* [THE TASK]
Select the lines that hold the word "optimization" and copy each one.

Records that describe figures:
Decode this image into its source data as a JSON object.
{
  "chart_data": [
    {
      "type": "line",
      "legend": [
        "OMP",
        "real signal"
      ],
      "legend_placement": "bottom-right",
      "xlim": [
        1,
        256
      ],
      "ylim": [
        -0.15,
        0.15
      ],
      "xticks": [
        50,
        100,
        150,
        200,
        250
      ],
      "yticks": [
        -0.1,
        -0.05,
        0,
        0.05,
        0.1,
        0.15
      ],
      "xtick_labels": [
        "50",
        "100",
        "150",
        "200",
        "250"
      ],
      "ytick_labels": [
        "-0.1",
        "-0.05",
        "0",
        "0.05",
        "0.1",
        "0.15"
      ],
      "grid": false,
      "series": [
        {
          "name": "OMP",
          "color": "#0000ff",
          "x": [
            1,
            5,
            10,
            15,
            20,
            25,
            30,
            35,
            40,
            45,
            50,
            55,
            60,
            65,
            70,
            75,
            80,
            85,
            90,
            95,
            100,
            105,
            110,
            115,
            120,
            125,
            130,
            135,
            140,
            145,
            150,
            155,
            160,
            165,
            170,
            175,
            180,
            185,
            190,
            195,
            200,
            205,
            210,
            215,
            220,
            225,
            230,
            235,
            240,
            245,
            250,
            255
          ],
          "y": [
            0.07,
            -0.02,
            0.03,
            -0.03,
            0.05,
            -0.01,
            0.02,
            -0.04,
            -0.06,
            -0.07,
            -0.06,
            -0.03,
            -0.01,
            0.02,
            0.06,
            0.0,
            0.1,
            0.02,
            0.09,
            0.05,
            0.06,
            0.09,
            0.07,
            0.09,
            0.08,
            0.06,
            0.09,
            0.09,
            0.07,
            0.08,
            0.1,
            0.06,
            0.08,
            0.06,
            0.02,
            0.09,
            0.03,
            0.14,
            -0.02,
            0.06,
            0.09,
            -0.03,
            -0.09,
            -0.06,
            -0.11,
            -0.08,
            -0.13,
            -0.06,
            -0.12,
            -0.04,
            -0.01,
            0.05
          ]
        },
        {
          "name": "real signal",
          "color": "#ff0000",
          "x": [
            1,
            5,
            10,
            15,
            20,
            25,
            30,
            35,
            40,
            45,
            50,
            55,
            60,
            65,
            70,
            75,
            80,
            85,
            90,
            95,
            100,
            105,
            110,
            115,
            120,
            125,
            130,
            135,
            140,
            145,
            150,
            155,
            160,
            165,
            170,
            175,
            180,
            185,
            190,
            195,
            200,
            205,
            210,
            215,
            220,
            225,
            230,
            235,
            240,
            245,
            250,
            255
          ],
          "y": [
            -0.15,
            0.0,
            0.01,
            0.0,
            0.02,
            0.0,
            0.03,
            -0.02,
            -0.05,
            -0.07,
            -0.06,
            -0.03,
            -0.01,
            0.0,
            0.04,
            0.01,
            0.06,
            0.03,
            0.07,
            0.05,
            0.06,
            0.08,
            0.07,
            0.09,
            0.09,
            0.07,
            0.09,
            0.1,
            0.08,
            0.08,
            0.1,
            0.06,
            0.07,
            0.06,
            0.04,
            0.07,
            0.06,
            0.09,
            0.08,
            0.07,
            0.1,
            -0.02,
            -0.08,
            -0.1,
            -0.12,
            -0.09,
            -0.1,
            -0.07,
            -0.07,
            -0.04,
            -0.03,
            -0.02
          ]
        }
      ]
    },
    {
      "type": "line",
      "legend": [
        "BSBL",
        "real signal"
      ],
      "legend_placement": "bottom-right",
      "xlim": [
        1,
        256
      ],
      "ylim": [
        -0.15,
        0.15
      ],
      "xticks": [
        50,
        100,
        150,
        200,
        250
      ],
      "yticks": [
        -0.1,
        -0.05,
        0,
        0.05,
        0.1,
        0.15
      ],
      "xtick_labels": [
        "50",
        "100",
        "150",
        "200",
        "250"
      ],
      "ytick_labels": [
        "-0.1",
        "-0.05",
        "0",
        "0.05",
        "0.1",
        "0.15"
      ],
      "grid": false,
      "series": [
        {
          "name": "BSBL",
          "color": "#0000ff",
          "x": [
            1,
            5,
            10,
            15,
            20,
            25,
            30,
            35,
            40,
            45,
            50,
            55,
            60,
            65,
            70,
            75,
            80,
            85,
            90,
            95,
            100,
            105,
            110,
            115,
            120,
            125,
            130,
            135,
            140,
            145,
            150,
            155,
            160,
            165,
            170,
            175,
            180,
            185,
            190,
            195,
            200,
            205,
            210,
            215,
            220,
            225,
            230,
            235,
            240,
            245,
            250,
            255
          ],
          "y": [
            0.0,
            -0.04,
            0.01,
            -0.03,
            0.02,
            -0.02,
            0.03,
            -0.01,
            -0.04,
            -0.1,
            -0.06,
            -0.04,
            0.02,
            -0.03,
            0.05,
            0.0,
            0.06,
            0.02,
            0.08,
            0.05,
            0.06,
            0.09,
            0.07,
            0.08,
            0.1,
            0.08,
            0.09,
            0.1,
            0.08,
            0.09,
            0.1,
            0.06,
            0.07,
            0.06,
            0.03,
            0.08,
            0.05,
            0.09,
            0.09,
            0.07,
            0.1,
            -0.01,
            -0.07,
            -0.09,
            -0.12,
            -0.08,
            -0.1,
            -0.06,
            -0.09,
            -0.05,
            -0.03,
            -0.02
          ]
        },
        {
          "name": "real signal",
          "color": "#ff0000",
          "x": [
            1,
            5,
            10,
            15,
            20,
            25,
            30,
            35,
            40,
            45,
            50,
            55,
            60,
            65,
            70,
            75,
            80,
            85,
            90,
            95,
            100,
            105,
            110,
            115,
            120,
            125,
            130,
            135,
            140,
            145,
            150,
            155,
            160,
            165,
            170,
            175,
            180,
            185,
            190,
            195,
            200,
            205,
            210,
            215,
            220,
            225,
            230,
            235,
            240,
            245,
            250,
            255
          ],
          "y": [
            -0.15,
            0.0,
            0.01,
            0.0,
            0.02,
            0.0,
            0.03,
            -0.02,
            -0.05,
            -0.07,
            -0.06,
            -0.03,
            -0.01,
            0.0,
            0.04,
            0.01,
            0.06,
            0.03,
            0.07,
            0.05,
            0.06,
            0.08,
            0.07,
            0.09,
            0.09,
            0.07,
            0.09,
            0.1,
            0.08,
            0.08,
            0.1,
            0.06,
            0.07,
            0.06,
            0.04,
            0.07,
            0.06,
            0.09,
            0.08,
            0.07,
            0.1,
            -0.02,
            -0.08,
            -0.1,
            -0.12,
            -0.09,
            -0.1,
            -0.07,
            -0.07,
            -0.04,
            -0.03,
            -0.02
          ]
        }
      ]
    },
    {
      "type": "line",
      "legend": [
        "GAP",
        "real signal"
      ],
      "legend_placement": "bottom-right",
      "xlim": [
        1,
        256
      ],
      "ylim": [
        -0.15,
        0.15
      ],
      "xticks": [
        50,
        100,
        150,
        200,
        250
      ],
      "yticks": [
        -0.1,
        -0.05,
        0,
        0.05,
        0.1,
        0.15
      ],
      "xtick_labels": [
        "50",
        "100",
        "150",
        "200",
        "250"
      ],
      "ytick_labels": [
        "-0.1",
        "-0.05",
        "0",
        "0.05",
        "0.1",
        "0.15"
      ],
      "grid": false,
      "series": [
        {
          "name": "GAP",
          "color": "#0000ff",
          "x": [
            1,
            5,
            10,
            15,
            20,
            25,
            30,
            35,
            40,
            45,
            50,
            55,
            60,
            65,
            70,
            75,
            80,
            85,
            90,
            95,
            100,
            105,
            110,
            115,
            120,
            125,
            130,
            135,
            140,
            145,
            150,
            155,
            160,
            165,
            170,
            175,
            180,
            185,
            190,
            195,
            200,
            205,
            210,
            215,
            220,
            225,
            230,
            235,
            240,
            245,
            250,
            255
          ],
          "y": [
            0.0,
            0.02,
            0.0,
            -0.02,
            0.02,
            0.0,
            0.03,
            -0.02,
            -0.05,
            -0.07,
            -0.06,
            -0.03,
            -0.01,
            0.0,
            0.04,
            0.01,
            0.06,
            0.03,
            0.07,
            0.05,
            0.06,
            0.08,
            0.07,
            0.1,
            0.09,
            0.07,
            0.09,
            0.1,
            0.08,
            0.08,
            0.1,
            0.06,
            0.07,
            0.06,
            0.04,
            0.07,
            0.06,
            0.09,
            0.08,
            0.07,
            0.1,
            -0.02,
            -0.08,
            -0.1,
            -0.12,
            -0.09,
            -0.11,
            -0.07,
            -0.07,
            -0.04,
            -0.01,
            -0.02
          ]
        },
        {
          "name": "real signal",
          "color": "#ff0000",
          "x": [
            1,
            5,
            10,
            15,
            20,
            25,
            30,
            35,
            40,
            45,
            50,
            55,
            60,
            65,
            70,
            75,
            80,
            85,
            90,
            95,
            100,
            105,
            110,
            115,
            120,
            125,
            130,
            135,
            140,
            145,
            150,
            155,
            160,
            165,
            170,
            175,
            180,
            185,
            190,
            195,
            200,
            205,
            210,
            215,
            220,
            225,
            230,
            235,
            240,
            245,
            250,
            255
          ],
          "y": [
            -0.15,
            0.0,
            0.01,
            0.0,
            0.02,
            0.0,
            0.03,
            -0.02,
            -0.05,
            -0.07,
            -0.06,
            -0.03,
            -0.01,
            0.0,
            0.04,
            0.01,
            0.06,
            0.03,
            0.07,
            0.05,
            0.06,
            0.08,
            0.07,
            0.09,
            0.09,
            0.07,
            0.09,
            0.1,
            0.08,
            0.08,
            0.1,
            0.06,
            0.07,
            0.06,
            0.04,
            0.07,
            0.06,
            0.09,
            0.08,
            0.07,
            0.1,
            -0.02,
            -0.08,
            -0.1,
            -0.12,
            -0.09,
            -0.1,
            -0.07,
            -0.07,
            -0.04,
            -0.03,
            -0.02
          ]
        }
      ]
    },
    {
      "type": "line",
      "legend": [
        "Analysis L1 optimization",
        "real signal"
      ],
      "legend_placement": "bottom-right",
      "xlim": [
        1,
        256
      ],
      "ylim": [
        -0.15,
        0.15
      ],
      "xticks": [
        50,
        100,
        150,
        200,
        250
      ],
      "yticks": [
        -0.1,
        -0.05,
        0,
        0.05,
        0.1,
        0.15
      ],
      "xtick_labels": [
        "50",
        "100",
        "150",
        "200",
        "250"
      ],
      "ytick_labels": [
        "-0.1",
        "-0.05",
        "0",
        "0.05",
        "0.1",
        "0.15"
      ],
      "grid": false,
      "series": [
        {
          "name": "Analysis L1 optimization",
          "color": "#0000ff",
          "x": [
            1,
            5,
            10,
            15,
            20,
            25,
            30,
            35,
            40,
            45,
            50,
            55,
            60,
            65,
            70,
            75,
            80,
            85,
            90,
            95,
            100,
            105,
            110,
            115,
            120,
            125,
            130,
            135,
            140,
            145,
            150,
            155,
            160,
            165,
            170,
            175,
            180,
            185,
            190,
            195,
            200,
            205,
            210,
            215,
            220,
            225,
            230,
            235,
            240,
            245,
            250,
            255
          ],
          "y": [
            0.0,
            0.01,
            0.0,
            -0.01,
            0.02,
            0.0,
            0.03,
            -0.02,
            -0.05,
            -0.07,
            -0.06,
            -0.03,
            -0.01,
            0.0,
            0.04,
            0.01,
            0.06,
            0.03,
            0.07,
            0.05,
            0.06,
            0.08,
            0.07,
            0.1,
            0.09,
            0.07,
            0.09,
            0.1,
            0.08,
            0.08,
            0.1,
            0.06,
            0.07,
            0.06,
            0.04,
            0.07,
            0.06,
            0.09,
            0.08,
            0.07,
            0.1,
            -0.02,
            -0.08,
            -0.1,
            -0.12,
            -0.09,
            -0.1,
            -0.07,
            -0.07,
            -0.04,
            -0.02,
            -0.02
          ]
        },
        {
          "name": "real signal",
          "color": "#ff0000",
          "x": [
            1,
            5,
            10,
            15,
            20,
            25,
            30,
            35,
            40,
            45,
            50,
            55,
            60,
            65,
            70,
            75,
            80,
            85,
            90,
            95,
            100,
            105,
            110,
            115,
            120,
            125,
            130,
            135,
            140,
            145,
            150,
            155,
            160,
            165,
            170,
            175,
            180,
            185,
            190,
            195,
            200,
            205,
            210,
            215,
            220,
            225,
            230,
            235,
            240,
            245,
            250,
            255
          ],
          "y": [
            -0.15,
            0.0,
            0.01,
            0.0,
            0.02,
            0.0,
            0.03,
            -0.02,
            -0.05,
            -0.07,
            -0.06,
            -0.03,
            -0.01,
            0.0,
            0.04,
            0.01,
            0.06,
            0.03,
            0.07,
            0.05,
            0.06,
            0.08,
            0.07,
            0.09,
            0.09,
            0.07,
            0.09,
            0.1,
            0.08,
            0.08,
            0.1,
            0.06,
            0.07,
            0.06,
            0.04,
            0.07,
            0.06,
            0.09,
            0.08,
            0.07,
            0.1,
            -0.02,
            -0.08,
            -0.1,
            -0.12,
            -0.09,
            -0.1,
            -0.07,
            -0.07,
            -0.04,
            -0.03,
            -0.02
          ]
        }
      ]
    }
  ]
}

* [PROBLEM SOLUTION]
        "Analysis L1 optimization",
          "name": "Analysis L1 optimization",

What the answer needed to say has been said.